** BEGIN MATERIALS PROVIDED **

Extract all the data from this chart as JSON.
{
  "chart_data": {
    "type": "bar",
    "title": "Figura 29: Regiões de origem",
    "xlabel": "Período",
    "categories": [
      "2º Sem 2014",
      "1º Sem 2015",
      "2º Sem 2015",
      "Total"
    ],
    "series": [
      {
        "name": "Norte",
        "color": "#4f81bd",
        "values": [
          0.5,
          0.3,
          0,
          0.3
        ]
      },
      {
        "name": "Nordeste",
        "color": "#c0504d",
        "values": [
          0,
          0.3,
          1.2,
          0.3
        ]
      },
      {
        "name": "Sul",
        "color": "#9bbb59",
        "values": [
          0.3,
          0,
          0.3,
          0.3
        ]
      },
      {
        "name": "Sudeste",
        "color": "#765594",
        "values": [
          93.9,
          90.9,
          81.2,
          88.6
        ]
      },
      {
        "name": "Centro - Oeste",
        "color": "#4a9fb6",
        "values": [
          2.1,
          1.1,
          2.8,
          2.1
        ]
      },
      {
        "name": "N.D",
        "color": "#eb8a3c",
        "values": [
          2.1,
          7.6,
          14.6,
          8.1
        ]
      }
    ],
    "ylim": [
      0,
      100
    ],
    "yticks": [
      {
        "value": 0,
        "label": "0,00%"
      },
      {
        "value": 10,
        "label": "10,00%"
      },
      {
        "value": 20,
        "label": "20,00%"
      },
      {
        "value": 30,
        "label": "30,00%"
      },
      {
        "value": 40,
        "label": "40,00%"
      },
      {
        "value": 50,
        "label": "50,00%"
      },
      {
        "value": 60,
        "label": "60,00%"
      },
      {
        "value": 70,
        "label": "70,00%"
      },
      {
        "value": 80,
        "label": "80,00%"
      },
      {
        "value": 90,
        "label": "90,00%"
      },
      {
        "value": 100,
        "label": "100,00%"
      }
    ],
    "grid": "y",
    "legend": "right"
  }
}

** END MATERIALS PROVIDED **
** BEGIN MATERIALS PROVIDED **

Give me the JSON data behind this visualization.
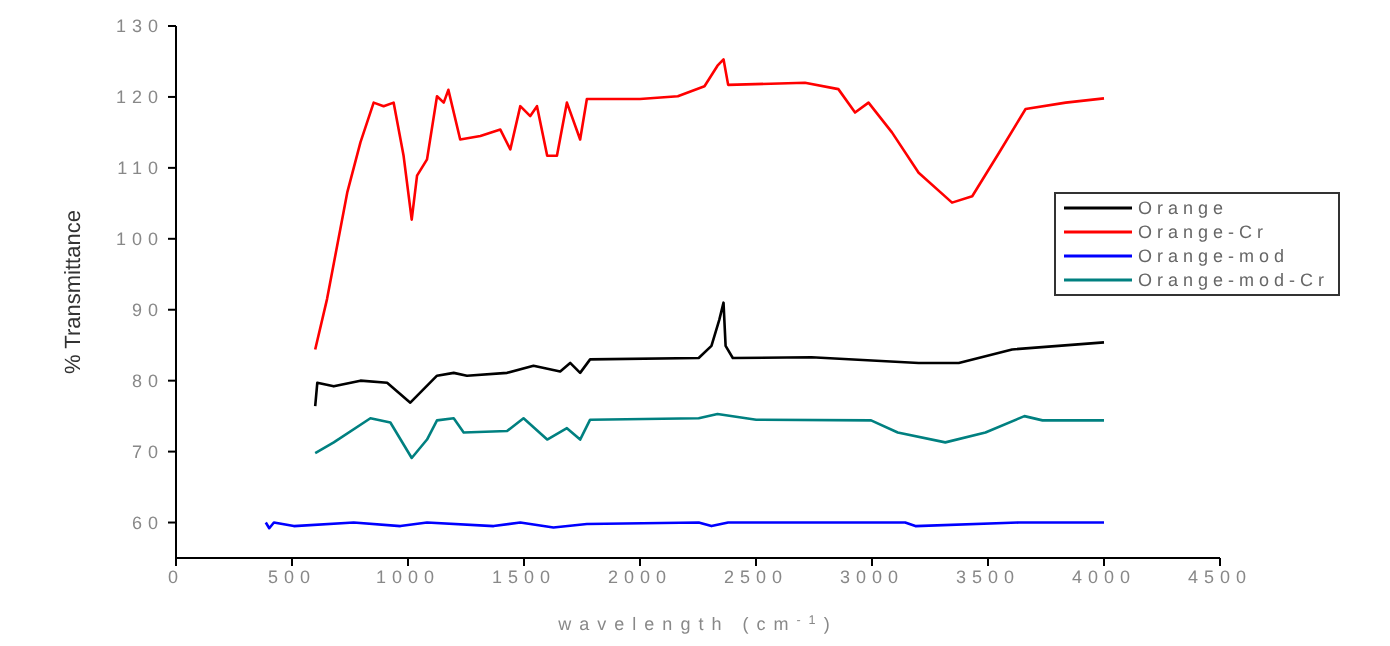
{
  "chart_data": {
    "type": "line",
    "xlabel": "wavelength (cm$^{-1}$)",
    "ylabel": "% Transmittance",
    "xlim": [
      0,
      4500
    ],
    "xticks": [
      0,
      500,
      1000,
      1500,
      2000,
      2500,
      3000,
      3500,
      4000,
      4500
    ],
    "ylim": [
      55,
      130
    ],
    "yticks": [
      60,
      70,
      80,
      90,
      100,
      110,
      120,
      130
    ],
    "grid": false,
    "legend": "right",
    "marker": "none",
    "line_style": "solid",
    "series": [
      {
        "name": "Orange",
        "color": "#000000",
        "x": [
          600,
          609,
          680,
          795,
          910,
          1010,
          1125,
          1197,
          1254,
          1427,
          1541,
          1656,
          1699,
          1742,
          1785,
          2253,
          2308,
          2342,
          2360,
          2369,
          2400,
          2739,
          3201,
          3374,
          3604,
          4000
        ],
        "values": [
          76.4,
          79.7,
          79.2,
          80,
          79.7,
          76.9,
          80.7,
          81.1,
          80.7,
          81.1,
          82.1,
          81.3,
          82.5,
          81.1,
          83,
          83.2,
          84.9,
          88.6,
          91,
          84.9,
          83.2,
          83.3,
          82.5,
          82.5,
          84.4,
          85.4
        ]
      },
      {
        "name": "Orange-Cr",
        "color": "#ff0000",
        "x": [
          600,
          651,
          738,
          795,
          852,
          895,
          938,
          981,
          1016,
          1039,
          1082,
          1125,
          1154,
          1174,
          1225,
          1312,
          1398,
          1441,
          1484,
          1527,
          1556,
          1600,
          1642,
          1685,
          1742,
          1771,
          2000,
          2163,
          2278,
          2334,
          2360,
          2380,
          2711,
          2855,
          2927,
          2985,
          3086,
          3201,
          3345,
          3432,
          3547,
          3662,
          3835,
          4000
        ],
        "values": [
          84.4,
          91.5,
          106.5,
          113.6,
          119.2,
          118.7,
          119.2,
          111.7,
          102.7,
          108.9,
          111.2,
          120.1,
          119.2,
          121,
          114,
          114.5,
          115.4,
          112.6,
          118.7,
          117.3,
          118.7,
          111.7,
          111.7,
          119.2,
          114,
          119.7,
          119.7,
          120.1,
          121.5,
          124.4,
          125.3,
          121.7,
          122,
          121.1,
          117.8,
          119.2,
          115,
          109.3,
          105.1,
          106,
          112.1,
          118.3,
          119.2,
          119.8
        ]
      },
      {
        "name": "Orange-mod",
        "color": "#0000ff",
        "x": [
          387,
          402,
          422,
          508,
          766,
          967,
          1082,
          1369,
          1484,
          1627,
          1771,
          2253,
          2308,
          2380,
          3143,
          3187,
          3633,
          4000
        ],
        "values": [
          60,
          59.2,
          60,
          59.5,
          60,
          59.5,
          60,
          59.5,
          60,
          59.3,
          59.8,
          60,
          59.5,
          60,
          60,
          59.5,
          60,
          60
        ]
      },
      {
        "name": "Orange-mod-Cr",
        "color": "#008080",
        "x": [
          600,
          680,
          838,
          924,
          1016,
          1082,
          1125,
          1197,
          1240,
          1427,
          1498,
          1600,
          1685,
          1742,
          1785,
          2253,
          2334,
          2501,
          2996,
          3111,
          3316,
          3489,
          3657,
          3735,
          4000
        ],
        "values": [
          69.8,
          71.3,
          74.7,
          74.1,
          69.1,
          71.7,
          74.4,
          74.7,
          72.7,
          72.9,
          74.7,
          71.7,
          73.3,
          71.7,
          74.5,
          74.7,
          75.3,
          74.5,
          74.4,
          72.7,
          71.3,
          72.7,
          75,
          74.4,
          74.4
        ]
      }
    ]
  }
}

** END MATERIALS PROVIDED **
** BEGIN MATERIALS PROVIDED **

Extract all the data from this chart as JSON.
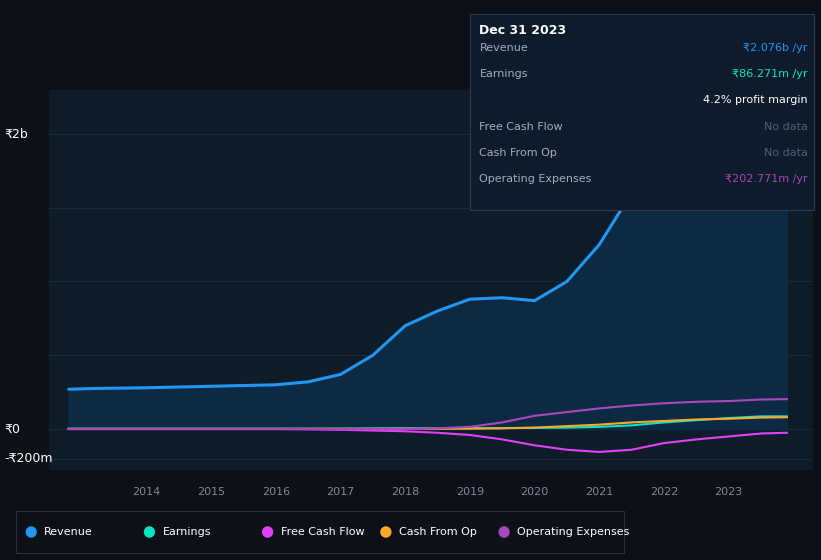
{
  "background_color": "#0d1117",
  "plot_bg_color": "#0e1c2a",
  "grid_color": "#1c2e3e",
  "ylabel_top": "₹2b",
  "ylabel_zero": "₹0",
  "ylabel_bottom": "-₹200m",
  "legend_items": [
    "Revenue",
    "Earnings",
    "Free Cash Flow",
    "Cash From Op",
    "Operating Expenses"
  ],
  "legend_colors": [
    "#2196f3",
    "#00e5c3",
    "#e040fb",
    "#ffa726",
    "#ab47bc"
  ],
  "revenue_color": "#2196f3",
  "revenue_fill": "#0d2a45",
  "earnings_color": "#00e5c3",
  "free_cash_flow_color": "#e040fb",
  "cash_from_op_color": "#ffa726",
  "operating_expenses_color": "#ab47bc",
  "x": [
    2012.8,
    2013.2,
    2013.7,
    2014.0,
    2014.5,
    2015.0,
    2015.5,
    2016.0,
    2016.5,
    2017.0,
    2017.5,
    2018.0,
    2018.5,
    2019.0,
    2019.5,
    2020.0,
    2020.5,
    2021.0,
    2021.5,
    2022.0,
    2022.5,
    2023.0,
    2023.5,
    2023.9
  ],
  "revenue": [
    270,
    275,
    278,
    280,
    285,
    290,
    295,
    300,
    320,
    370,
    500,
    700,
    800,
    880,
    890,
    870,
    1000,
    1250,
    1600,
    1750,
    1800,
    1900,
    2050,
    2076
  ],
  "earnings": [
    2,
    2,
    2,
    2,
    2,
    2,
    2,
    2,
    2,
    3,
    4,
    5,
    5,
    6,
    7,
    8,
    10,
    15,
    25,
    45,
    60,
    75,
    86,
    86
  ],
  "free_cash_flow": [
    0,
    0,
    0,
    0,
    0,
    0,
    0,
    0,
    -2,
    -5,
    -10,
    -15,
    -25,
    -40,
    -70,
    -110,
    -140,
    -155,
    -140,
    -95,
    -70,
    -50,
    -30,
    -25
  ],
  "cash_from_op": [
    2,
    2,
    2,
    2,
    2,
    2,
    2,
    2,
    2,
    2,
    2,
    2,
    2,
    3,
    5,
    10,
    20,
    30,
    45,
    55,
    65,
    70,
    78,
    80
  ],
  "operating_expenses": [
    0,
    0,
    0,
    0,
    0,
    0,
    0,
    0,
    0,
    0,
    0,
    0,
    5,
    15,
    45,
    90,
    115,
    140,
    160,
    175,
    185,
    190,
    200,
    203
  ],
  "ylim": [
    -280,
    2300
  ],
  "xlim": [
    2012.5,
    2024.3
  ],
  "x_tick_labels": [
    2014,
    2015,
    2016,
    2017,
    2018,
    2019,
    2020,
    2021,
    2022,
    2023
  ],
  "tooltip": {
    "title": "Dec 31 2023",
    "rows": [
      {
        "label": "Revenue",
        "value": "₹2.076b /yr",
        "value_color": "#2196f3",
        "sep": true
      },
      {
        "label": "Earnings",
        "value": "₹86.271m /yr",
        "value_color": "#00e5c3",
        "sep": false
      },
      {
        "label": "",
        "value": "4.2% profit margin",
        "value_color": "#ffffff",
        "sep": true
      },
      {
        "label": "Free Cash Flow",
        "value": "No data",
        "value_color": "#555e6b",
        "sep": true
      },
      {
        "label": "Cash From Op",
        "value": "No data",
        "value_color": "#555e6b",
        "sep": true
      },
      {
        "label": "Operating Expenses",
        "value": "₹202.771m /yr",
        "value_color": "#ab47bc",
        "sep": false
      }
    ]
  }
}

** END MATERIALS PROVIDED **

** SHORT EXERCISE **
Go through the listing above and return every line where the word "xlabel" occurs.

** PROBLEM SOLUTION **
    "xlabel": "Período",
    "xlabel": "wavelength (cm$^{-1}$)",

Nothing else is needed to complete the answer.